◆ **Supplied material**
-- START --
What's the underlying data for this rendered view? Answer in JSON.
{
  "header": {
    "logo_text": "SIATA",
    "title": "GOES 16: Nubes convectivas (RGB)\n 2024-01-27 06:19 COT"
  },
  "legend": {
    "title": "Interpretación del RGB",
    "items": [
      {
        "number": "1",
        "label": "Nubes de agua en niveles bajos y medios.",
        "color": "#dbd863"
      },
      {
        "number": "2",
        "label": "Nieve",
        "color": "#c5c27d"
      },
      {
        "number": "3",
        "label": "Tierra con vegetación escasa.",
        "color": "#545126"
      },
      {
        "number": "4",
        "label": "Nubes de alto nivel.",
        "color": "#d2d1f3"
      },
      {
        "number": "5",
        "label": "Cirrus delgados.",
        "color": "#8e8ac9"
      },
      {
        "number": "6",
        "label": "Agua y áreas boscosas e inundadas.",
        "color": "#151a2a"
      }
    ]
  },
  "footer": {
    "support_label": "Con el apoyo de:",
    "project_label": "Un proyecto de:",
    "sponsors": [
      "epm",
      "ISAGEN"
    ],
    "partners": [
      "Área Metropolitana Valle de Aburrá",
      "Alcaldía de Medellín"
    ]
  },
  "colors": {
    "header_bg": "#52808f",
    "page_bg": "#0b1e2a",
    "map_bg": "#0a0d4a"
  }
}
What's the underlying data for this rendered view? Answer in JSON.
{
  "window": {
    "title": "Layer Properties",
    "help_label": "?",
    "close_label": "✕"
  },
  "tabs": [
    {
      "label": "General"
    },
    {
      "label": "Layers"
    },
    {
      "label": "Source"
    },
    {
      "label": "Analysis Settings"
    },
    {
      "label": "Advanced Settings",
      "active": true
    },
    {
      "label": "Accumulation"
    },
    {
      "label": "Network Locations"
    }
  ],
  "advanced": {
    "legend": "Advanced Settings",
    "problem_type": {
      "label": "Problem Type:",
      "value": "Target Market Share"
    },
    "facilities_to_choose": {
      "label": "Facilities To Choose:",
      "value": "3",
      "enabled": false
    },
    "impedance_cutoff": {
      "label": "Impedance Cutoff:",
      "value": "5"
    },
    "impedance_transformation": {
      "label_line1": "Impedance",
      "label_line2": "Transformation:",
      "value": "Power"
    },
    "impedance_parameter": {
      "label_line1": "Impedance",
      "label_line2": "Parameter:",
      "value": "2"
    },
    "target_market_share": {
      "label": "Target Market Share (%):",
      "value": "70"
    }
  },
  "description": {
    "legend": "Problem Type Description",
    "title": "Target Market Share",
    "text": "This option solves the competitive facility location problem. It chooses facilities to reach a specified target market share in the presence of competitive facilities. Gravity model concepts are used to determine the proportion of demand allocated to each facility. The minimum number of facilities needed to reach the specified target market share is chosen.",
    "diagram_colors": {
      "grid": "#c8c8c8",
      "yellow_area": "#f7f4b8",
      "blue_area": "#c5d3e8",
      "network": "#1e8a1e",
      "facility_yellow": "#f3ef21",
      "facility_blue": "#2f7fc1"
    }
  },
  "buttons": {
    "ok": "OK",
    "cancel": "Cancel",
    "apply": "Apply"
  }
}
-- END --
◆ **Direction**
Exactly reproduce every line of the data above.

◆ **Worked solution**
What's the underlying data for this rendered view? Answer in JSON.
{
  "header": {
    "logo_text": "SIATA",
    "title": "GOES 16: Nubes convectivas (RGB)\n 2024-01-27 06:19 COT"
  },
  "legend": {
    "title": "Interpretación del RGB",
    "items": [
      {
        "number": "1",
        "label": "Nubes de agua en niveles bajos y medios.",
        "color": "#dbd863"
      },
      {
        "number": "2",
        "label": "Nieve",
        "color": "#c5c27d"
      },
      {
        "number": "3",
        "label": "Tierra con vegetación escasa.",
        "color": "#545126"
      },
      {
        "number": "4",
        "label": "Nubes de alto nivel.",
        "color": "#d2d1f3"
      },
      {
        "number": "5",
        "label": "Cirrus delgados.",
        "color": "#8e8ac9"
      },
      {
        "number": "6",
        "label": "Agua y áreas boscosas e inundadas.",
        "color": "#151a2a"
      }
    ]
  },
  "footer": {
    "support_label": "Con el apoyo de:",
    "project_label": "Un proyecto de:",
    "sponsors": [
      "epm",
      "ISAGEN"
    ],
    "partners": [
      "Área Metropolitana Valle de Aburrá",
      "Alcaldía de Medellín"
    ]
  },
  "colors": {
    "header_bg": "#52808f",
    "page_bg": "#0b1e2a",
    "map_bg": "#0a0d4a"
  }
}
What's the underlying data for this rendered view? Answer in JSON.
{
  "window": {
    "title": "Layer Properties",
    "help_label": "?",
    "close_label": "✕"
  },
  "tabs": [
    {
      "label": "General"
    },
    {
      "label": "Layers"
    },
    {
      "label": "Source"
    },
    {
      "label": "Analysis Settings"
    },
    {
      "label": "Advanced Settings",
      "active": true
    },
    {
      "label": "Accumulation"
    },
    {
      "label": "Network Locations"
    }
  ],
  "advanced": {
    "legend": "Advanced Settings",
    "problem_type": {
      "label": "Problem Type:",
      "value": "Target Market Share"
    },
    "facilities_to_choose": {
      "label": "Facilities To Choose:",
      "value": "3",
      "enabled": false
    },
    "impedance_cutoff": {
      "label": "Impedance Cutoff:",
      "value": "5"
    },
    "impedance_transformation": {
      "label_line1": "Impedance",
      "label_line2": "Transformation:",
      "value": "Power"
    },
    "impedance_parameter": {
      "label_line1": "Impedance",
      "label_line2": "Parameter:",
      "value": "2"
    },
    "target_market_share": {
      "label": "Target Market Share (%):",
      "value": "70"
    }
  },
  "description": {
    "legend": "Problem Type Description",
    "title": "Target Market Share",
    "text": "This option solves the competitive facility location problem. It chooses facilities to reach a specified target market share in the presence of competitive facilities. Gravity model concepts are used to determine the proportion of demand allocated to each facility. The minimum number of facilities needed to reach the specified target market share is chosen.",
    "diagram_colors": {
      "grid": "#c8c8c8",
      "yellow_area": "#f7f4b8",
      "blue_area": "#c5d3e8",
      "network": "#1e8a1e",
      "facility_yellow": "#f3ef21",
      "facility_blue": "#2f7fc1"
    }
  },
  "buttons": {
    "ok": "OK",
    "cancel": "Cancel",
    "apply": "Apply"
  }
}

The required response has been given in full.